Data shown.
______________________________

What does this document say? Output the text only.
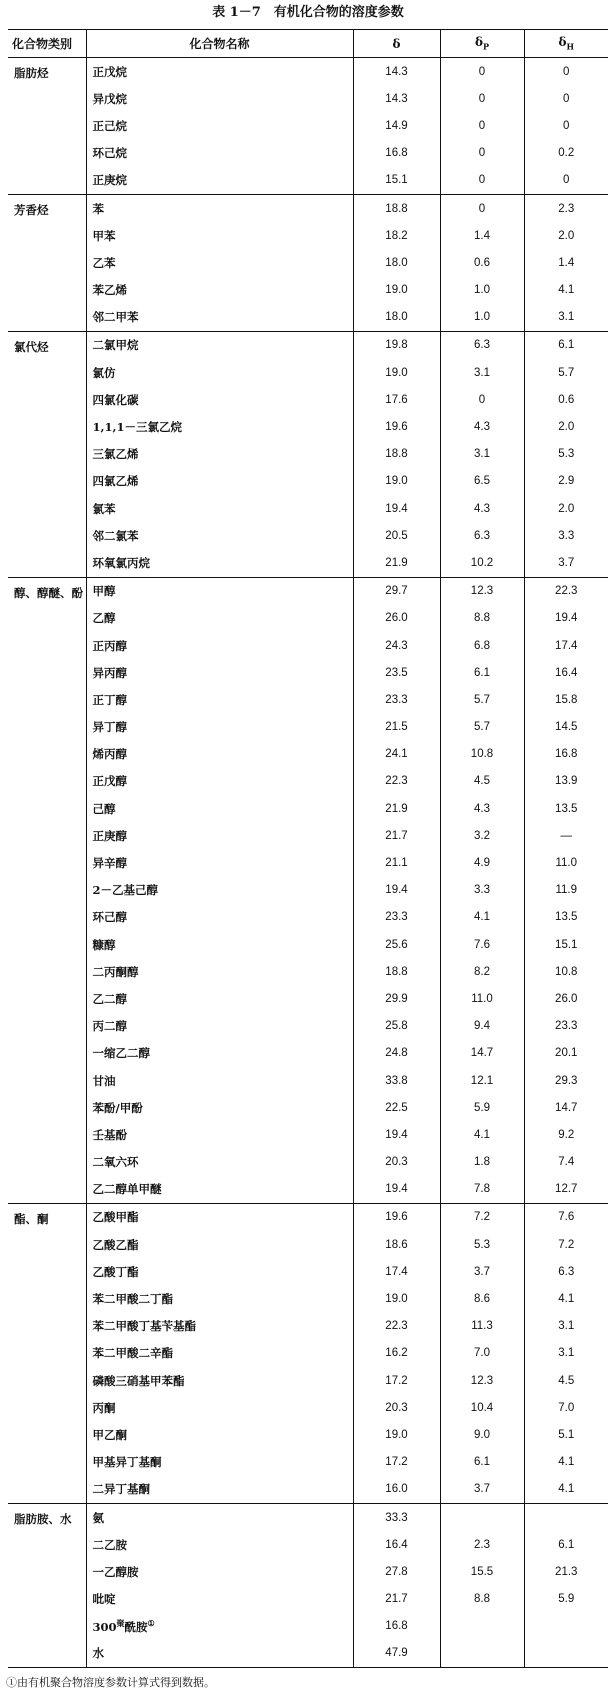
表 1－7　有机化合物的溶度参数
化合物类别	化合物名称	δ	$\delta_P$	$\delta_H$
脂肪烃	正戊烷	14.3	0	0
	异戊烷	14.3	0	0
	正己烷	14.9	0	0
	环己烷	16.8	0	0.2
	正庚烷	15.1	0	0
芳香烃	苯	18.8	0	2.3
	甲苯	18.2	1.4	2.0
	乙苯	18.0	0.6	1.4
	苯乙烯	19.0	1.0	4.1
	邻二甲苯	18.0	1.0	3.1
氯代烃	二氯甲烷	19.8	6.3	6.1
	氯仿	19.0	3.1	5.7
	四氯化碳	17.6	0	0.6
	1,1,1－三氯乙烷	19.6	4.3	2.0
	三氯乙烯	18.8	3.1	5.3
	四氯乙烯	19.0	6.5	2.9
	氯苯	19.4	4.3	2.0
	邻二氯苯	20.5	6.3	3.3
	环氧氯丙烷	21.9	10.2	3.7
醇、醇醚、酚	甲醇	29.7	12.3	22.3
	乙醇	26.0	8.8	19.4
	正丙醇	24.3	6.8	17.4
	异丙醇	23.5	6.1	16.4
	正丁醇	23.3	5.7	15.8
	异丁醇	21.5	5.7	14.5
	烯丙醇	24.1	10.8	16.8
	正戊醇	22.3	4.5	13.9
	己醇	21.9	4.3	13.5
	正庚醇	21.7	3.2	—
	异辛醇	21.1	4.9	11.0
	2－乙基己醇	19.4	3.3	11.9
	环己醇	23.3	4.1	13.5
	糠醇	25.6	7.6	15.1
	二丙酮醇	18.8	8.2	10.8
	乙二醇	29.9	11.0	26.0
	丙二醇	25.8	9.4	23.3
	一缩乙二醇	24.8	14.7	20.1
	甘油	33.8	12.1	29.3
	苯酚/甲酚	22.5	5.9	14.7
	壬基酚	19.4	4.1	9.2
	二氧六环	20.3	1.8	7.4
	乙二醇单甲醚	19.4	7.8	12.7
酯、酮	乙酸甲酯	19.6	7.2	7.6
	乙酸乙酯	18.6	5.3	7.2
	乙酸丁酯	17.4	3.7	6.3
	苯二甲酸二丁酯	19.0	8.6	4.1
	苯二甲酸丁基苄基酯	22.3	11.3	3.1
	苯二甲酸二辛酯	16.2	7.0	3.1
	磷酸三硝基甲苯酯	17.2	12.3	4.5
	丙酮	20.3	10.4	7.0
	甲乙酮	19.0	9.0	5.1
	甲基异丁基酮	17.2	6.1	4.1
	二异丁基酮	16.0	3.7	4.1
脂肪胺、水	氨	33.3		
	二乙胺	16.4	2.3	6.1
	一乙醇胺	27.8	15.5	21.3
	吡啶	21.7	8.8	5.9
	$300^聚$酰胺①	16.8		
	水	47.9		
①由有机聚合物溶度参数计算式得到数据。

______________________________

What you should do.
Every line is to be duplicated exactly, though pictures stay out.

Solution to this exercise.
What does this document say? Output the text only.
表 1－7　有机化合物的溶度参数
化合物类别	化合物名称	δ	$\delta_P$	$\delta_H$
脂肪烃	正戊烷	14.3	0	0
	异戊烷	14.3	0	0
	正己烷	14.9	0	0
	环己烷	16.8	0	0.2
	正庚烷	15.1	0	0
芳香烃	苯	18.8	0	2.3
	甲苯	18.2	1.4	2.0
	乙苯	18.0	0.6	1.4
	苯乙烯	19.0	1.0	4.1
	邻二甲苯	18.0	1.0	3.1
氯代烃	二氯甲烷	19.8	6.3	6.1
	氯仿	19.0	3.1	5.7
	四氯化碳	17.6	0	0.6
	1,1,1－三氯乙烷	19.6	4.3	2.0
	三氯乙烯	18.8	3.1	5.3
	四氯乙烯	19.0	6.5	2.9
	氯苯	19.4	4.3	2.0
	邻二氯苯	20.5	6.3	3.3
	环氧氯丙烷	21.9	10.2	3.7
醇、醇醚、酚	甲醇	29.7	12.3	22.3
	乙醇	26.0	8.8	19.4
	正丙醇	24.3	6.8	17.4
	异丙醇	23.5	6.1	16.4
	正丁醇	23.3	5.7	15.8
	异丁醇	21.5	5.7	14.5
	烯丙醇	24.1	10.8	16.8
	正戊醇	22.3	4.5	13.9
	己醇	21.9	4.3	13.5
	正庚醇	21.7	3.2	—
	异辛醇	21.1	4.9	11.0
	2－乙基己醇	19.4	3.3	11.9
	环己醇	23.3	4.1	13.5
	糠醇	25.6	7.6	15.1
	二丙酮醇	18.8	8.2	10.8
	乙二醇	29.9	11.0	26.0
	丙二醇	25.8	9.4	23.3
	一缩乙二醇	24.8	14.7	20.1
	甘油	33.8	12.1	29.3
	苯酚/甲酚	22.5	5.9	14.7
	壬基酚	19.4	4.1	9.2
	二氧六环	20.3	1.8	7.4
	乙二醇单甲醚	19.4	7.8	12.7
酯、酮	乙酸甲酯	19.6	7.2	7.6
	乙酸乙酯	18.6	5.3	7.2
	乙酸丁酯	17.4	3.7	6.3
	苯二甲酸二丁酯	19.0	8.6	4.1
	苯二甲酸丁基苄基酯	22.3	11.3	3.1
	苯二甲酸二辛酯	16.2	7.0	3.1
	磷酸三硝基甲苯酯	17.2	12.3	4.5
	丙酮	20.3	10.4	7.0
	甲乙酮	19.0	9.0	5.1
	甲基异丁基酮	17.2	6.1	4.1
	二异丁基酮	16.0	3.7	4.1
脂肪胺、水	氨	33.3		
	二乙胺	16.4	2.3	6.1
	一乙醇胺	27.8	15.5	21.3
	吡啶	21.7	8.8	5.9
	$300^聚$酰胺①	16.8		
	水	47.9		
①由有机聚合物溶度参数计算式得到数据。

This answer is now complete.